Which lines have the string "PSIS"? Copy all of them from the entries below.
[start]
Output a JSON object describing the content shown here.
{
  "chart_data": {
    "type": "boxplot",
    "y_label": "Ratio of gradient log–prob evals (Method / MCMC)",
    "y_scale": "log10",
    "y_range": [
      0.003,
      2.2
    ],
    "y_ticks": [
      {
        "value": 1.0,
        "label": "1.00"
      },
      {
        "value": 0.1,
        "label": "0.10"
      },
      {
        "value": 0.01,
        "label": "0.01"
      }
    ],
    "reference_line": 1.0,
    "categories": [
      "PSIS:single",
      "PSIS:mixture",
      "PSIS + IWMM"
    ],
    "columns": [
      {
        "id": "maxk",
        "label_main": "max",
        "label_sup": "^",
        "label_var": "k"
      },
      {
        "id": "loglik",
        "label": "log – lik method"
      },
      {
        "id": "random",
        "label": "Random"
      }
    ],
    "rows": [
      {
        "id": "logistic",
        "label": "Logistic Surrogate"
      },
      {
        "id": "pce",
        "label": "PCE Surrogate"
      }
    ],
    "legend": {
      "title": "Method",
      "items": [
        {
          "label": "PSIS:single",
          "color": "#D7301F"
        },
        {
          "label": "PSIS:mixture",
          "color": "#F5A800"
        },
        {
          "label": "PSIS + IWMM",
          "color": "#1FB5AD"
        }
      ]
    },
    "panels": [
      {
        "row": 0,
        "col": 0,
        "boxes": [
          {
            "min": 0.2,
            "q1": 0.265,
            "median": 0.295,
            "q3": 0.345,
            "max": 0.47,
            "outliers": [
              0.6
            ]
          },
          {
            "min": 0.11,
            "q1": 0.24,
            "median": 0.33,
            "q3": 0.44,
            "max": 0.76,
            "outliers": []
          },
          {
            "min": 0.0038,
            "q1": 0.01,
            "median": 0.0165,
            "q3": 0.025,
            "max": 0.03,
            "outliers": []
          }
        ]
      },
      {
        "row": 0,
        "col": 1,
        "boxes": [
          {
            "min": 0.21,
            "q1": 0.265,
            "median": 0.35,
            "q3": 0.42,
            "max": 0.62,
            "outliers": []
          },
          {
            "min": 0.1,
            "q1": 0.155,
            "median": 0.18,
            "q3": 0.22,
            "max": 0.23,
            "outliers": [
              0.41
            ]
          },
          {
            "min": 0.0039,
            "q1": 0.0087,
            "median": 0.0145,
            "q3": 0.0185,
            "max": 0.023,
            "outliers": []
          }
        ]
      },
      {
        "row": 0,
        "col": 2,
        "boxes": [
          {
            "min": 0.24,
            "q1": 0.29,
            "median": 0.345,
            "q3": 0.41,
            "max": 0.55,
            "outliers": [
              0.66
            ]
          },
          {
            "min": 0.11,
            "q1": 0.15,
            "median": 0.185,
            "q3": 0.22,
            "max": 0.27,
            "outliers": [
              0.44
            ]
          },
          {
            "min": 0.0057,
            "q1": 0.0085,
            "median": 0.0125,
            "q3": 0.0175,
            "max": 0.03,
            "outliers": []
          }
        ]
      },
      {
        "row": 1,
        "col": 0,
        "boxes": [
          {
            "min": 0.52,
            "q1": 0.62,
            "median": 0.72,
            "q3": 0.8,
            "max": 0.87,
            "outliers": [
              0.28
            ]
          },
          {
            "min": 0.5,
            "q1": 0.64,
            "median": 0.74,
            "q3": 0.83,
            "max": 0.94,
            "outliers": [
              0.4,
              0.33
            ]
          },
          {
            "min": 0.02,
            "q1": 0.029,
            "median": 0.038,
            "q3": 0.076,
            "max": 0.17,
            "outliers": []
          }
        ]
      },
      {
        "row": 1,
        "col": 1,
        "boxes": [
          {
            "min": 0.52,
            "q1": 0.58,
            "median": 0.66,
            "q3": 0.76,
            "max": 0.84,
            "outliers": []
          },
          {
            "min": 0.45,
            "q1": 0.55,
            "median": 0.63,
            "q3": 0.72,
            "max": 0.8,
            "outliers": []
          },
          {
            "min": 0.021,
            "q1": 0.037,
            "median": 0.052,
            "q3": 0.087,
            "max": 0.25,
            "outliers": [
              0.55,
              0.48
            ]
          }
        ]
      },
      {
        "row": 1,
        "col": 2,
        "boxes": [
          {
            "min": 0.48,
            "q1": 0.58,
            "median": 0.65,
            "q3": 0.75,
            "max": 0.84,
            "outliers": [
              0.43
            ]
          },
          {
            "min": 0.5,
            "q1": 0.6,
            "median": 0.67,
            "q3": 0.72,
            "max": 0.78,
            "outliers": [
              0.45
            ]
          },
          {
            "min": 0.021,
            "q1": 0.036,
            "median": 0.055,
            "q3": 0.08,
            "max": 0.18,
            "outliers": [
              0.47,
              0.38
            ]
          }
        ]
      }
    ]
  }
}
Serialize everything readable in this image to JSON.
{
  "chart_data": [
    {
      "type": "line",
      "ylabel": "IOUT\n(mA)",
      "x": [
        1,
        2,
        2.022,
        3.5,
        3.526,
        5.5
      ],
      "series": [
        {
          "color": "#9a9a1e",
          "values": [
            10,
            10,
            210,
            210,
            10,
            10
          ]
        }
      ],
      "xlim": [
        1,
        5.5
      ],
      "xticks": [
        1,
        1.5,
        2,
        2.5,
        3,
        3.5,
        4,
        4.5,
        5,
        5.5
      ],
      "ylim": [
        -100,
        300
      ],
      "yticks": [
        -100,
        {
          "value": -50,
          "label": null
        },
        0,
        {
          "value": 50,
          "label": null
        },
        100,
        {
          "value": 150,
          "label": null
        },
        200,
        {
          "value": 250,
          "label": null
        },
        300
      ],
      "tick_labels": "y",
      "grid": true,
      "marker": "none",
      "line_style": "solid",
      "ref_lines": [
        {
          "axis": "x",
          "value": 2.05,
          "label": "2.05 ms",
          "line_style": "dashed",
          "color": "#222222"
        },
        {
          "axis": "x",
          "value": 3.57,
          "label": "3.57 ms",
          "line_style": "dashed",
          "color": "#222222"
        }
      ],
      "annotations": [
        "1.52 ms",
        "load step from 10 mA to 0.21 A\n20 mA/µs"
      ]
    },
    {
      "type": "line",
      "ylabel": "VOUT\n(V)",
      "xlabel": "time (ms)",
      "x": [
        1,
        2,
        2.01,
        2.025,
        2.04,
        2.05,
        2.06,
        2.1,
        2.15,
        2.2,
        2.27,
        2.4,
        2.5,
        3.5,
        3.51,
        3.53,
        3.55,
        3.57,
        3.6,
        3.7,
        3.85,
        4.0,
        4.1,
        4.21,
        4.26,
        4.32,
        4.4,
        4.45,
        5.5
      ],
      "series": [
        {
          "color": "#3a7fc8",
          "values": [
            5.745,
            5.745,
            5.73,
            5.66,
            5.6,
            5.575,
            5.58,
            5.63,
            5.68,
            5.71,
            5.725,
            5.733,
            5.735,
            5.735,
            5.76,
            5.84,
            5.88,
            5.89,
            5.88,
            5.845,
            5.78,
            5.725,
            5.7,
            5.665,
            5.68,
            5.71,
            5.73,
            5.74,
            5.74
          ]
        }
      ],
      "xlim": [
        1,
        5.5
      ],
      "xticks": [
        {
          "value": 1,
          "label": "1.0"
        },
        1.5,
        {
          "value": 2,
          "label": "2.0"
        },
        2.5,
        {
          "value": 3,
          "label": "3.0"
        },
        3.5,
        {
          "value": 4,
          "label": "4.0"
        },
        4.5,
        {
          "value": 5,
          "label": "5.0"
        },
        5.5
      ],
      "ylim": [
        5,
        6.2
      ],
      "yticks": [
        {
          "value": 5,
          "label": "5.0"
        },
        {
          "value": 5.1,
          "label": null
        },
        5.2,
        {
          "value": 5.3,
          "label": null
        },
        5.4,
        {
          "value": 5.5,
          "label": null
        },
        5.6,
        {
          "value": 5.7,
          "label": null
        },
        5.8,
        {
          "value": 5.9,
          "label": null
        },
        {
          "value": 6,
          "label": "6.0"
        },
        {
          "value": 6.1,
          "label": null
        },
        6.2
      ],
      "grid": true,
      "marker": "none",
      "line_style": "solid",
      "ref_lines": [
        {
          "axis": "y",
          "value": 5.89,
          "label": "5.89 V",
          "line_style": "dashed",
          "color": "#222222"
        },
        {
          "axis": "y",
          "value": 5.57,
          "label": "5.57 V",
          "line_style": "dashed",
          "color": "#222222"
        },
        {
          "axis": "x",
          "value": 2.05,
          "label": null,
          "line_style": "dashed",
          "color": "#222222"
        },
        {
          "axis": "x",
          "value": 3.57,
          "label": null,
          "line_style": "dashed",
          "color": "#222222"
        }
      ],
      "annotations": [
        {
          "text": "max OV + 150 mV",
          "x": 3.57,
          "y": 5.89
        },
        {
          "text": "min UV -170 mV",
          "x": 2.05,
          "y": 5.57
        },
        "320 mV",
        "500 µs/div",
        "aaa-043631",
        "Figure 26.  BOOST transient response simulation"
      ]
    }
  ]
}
[end]
> _Solution for this task_
      "PSIS:single",
      "PSIS:mixture",
      "PSIS + IWMM"
          "label": "PSIS:single",
          "label": "PSIS:mixture",
          "label": "PSIS + IWMM",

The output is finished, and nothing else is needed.